# DATA SUPPLIED:
+ + +
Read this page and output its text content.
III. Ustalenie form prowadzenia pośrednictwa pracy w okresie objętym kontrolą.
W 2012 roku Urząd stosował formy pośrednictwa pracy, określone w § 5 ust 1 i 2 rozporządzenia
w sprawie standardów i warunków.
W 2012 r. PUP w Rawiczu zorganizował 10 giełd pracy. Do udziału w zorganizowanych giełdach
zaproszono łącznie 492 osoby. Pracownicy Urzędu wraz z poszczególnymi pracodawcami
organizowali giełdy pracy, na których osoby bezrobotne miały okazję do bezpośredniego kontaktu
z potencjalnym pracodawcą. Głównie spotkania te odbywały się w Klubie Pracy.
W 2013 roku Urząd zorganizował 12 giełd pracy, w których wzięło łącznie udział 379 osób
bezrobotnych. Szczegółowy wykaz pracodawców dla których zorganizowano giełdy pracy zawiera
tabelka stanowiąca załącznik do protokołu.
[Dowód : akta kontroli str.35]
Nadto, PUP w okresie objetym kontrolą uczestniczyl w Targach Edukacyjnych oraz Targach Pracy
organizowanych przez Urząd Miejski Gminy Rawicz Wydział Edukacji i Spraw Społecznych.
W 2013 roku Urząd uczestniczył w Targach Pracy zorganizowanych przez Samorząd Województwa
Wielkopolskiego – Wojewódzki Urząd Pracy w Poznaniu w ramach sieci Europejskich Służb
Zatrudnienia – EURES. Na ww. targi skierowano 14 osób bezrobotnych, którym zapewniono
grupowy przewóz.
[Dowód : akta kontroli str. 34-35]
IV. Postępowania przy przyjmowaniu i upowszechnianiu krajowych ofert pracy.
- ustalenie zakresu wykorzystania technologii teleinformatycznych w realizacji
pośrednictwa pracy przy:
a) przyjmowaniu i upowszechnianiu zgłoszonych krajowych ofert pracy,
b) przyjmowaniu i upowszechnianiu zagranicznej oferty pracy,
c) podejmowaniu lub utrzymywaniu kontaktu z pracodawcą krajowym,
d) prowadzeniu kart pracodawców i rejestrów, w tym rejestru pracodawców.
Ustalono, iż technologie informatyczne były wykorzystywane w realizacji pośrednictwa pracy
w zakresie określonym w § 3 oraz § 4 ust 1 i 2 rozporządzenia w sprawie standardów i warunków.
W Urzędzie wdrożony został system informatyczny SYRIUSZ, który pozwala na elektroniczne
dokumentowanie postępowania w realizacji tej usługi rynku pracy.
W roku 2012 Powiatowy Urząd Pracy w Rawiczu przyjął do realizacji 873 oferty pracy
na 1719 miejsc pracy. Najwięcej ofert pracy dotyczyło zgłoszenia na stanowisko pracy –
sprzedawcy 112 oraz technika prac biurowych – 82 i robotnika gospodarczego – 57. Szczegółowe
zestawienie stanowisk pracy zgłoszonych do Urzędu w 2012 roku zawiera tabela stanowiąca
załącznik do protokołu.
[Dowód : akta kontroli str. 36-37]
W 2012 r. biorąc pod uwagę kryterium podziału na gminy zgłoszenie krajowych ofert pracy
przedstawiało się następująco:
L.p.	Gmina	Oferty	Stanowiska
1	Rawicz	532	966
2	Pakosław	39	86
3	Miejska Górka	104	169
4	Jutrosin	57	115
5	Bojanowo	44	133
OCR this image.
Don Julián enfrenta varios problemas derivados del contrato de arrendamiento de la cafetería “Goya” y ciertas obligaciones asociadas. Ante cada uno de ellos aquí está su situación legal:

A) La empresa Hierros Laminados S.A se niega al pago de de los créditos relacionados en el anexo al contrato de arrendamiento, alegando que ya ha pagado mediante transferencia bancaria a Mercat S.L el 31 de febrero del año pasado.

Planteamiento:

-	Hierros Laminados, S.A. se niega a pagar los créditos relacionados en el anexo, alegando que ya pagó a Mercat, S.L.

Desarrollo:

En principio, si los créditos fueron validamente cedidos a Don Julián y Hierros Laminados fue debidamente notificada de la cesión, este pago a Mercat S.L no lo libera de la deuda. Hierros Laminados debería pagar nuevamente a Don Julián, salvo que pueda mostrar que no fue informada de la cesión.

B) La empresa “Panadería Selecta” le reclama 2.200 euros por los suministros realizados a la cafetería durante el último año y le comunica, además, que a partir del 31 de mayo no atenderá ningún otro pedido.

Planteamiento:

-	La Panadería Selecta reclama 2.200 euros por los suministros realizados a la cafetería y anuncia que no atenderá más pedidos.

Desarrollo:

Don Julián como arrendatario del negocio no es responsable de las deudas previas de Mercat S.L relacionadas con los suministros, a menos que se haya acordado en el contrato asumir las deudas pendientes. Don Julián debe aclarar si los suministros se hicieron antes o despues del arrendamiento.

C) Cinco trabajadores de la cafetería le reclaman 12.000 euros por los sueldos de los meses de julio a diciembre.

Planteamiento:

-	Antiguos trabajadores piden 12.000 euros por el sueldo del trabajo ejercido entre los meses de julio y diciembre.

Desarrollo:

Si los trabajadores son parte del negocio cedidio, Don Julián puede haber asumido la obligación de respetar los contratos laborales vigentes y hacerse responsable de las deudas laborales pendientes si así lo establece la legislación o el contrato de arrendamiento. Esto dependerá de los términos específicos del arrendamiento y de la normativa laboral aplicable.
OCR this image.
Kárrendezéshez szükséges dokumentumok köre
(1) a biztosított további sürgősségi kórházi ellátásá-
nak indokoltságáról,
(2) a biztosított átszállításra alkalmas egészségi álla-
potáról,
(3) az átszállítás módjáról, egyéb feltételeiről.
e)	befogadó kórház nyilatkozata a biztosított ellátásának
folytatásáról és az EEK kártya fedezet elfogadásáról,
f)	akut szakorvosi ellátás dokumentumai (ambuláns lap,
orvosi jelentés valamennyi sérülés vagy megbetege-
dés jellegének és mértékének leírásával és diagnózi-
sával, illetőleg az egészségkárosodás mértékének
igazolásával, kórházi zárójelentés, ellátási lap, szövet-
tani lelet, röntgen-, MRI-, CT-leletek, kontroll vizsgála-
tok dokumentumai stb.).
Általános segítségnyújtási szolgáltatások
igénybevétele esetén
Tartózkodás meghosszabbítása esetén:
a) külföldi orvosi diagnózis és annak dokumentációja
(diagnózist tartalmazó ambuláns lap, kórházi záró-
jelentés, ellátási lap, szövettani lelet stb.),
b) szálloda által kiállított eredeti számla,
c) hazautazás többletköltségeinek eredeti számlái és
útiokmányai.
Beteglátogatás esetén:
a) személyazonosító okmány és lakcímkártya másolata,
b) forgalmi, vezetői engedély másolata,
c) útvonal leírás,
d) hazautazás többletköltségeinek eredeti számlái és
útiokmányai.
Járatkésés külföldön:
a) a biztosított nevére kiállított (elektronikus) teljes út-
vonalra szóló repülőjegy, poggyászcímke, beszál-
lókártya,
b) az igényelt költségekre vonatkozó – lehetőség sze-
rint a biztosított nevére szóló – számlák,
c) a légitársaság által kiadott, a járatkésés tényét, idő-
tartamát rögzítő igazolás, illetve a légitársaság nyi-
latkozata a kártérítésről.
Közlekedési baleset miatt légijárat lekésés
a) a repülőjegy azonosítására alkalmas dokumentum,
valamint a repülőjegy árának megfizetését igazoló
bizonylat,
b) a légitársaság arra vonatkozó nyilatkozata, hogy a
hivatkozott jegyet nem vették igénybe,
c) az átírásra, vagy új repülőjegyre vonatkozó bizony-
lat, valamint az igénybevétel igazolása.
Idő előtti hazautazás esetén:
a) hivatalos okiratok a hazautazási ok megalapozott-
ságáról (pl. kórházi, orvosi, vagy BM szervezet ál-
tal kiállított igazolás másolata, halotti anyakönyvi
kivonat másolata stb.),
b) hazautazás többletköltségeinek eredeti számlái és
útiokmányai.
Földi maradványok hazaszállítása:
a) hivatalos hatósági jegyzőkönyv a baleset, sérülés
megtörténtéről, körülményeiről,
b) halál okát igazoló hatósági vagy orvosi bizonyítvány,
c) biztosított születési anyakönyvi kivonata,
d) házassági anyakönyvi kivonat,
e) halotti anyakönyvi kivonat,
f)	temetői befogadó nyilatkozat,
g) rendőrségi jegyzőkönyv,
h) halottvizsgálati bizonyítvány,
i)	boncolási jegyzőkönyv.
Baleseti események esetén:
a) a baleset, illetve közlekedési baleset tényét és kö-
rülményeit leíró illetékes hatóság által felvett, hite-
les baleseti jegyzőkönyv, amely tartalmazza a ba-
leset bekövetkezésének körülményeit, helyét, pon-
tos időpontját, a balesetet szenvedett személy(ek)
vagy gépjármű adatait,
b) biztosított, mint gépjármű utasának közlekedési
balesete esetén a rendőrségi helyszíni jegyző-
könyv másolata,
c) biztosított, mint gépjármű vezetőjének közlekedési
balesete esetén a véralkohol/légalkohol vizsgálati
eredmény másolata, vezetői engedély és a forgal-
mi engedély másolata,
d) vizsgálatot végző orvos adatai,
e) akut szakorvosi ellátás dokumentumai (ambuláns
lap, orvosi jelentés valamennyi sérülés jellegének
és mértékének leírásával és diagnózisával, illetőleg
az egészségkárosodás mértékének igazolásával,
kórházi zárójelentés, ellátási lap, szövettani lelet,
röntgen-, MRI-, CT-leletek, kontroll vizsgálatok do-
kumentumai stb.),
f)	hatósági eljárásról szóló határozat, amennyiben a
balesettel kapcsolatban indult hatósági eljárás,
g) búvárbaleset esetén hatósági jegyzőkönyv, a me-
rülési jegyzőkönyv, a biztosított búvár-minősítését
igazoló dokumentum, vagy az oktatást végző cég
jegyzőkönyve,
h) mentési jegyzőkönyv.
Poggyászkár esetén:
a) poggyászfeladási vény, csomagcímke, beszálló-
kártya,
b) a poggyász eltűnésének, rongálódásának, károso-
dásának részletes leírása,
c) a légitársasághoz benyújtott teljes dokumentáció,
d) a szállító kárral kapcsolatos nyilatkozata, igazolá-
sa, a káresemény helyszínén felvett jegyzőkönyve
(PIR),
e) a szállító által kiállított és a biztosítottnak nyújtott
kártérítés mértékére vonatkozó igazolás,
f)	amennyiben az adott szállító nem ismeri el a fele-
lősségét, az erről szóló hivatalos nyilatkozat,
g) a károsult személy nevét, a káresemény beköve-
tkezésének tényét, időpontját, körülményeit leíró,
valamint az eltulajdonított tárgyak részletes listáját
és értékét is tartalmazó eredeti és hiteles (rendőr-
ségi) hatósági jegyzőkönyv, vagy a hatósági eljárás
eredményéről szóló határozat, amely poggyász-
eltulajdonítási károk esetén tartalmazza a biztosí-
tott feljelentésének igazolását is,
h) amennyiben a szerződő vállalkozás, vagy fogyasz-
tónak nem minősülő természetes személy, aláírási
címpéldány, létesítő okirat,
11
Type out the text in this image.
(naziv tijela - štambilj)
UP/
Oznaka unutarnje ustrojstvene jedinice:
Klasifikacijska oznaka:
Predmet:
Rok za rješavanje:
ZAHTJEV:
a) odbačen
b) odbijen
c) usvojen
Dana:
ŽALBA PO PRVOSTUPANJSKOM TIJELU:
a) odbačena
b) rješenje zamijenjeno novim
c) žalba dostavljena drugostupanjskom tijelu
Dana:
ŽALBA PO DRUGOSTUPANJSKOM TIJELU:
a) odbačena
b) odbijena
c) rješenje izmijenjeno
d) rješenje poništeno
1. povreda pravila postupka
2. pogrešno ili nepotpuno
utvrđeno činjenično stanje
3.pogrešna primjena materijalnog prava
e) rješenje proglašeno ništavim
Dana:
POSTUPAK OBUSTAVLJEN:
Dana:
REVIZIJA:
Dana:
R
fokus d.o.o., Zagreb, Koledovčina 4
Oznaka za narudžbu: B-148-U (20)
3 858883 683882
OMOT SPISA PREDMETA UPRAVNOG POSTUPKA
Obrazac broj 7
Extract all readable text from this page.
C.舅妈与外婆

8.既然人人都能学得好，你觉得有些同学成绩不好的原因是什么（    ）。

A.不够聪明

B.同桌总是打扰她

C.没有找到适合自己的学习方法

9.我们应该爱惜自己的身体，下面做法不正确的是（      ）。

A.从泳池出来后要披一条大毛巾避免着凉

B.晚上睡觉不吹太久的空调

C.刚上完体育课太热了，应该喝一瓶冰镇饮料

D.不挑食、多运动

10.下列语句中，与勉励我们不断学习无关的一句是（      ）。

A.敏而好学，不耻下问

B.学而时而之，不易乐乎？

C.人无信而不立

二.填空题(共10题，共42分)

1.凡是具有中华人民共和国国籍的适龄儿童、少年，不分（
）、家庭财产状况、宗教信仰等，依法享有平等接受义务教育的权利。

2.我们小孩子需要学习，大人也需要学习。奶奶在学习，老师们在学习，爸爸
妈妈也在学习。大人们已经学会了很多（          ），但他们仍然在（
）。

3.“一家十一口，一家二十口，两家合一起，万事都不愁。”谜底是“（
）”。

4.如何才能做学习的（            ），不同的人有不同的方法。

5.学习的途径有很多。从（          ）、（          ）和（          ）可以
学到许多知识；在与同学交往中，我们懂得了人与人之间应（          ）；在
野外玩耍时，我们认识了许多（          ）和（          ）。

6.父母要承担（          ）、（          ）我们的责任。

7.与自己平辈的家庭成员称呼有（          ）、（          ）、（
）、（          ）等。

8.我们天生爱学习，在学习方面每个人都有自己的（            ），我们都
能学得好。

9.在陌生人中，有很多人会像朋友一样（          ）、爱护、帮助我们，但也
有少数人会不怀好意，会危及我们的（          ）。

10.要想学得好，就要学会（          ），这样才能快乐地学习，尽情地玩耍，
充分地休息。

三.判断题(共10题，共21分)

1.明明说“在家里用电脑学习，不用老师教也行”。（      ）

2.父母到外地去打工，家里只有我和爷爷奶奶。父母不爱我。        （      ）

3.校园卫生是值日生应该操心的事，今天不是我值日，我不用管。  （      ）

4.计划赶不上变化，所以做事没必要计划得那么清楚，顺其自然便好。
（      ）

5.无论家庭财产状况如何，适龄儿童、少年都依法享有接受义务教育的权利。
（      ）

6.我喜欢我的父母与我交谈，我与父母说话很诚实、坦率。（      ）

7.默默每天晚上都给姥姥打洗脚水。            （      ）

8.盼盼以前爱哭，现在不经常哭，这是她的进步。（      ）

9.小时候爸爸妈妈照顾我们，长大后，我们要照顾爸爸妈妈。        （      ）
+ + +
Check each line above for the string "warunków" and show the ones that have it.

# REPLY:
w sprawie standardów i warunków.
w zakresie określonym w § 3 oraz § 4 ust 1 i 2 rozporządzenia w sprawie standardów i warunków.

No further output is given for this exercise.